» Task to complete:
Go through the entries below, tally each line with the string "text", and give the final number by itself.

--- begin ---

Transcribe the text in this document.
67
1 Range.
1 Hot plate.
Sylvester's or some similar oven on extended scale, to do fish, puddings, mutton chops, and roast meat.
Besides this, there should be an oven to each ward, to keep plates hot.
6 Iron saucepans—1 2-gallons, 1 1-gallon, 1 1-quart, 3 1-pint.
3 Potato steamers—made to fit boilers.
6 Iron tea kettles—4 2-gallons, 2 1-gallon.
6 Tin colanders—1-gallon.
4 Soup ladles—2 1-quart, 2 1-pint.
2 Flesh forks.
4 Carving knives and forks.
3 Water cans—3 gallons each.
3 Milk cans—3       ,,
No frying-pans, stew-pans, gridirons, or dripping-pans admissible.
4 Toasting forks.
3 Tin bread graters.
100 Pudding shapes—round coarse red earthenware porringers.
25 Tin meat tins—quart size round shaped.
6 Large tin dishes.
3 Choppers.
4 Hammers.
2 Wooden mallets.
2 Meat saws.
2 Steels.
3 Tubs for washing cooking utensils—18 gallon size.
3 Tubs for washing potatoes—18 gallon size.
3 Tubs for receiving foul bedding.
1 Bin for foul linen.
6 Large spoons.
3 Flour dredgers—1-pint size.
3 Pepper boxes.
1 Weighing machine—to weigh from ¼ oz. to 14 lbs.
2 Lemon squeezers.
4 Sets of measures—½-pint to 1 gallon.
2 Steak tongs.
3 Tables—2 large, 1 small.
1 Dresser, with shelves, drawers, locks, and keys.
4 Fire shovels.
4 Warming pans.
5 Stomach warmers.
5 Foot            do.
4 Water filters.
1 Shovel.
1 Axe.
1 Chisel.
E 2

--- end ---
--- begin ---

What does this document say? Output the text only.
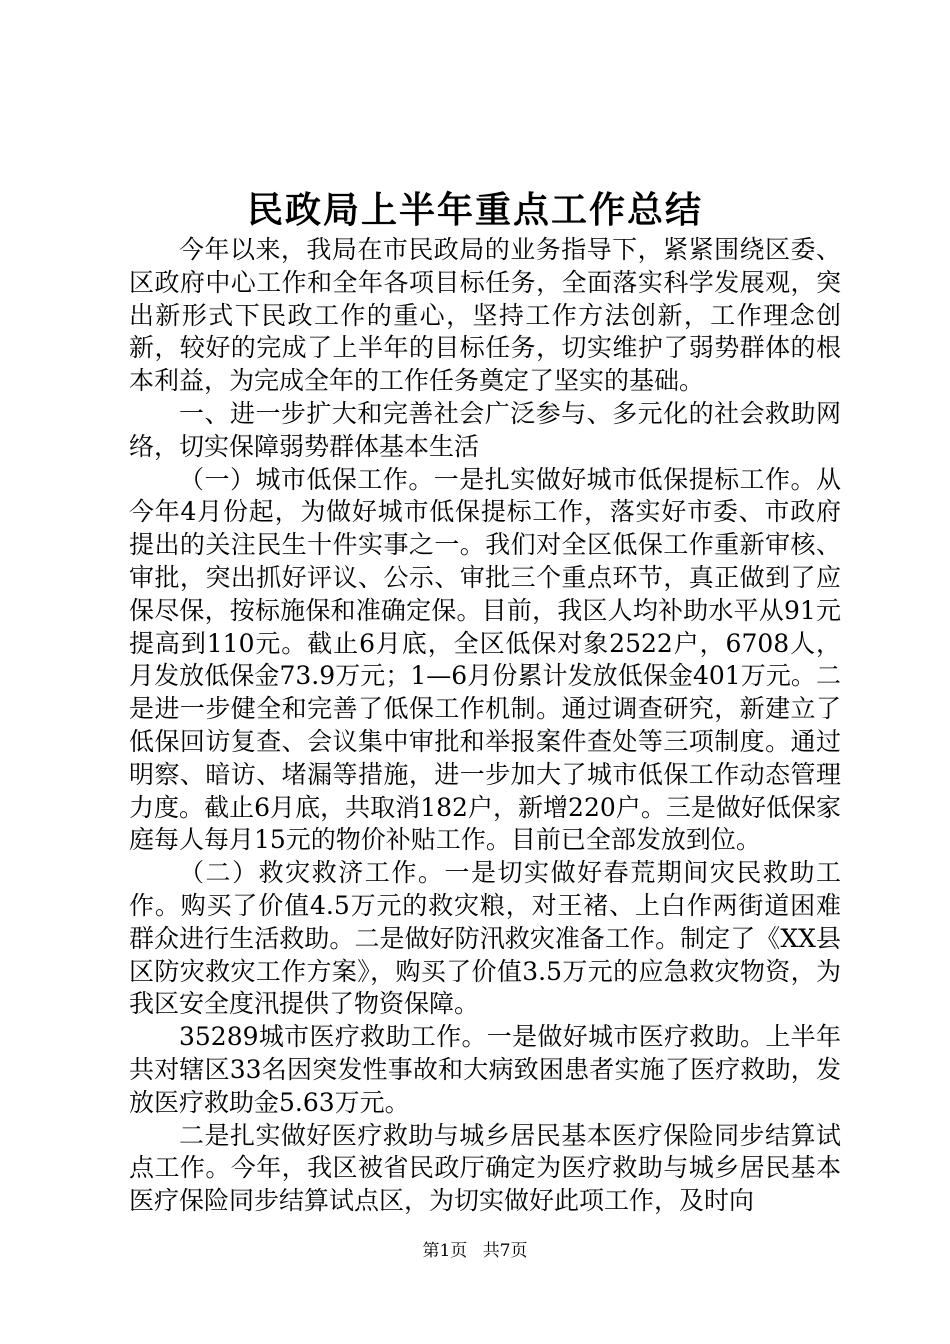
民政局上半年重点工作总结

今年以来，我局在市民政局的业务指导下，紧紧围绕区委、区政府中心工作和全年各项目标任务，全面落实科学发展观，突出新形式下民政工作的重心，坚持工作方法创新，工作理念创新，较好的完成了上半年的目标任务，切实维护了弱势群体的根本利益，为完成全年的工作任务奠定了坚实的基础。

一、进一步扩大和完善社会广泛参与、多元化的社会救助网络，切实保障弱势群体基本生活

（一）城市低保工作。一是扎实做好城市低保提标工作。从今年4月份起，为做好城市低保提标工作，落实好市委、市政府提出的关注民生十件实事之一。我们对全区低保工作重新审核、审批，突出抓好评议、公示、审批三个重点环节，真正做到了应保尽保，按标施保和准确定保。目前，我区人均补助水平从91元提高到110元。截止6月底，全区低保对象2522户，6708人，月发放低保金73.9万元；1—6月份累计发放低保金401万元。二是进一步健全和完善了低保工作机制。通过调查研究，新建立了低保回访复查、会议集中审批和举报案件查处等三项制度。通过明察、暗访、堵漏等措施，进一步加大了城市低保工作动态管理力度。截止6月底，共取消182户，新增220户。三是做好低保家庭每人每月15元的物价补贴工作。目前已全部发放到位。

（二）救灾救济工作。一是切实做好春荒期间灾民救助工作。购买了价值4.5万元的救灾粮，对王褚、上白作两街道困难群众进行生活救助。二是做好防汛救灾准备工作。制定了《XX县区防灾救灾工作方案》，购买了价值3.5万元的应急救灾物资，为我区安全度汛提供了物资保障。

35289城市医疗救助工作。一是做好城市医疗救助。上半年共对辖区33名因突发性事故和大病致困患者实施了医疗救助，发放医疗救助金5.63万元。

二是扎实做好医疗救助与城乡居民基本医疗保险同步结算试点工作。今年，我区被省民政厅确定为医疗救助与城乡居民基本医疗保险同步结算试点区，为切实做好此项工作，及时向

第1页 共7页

--- end ---

» Reply:
2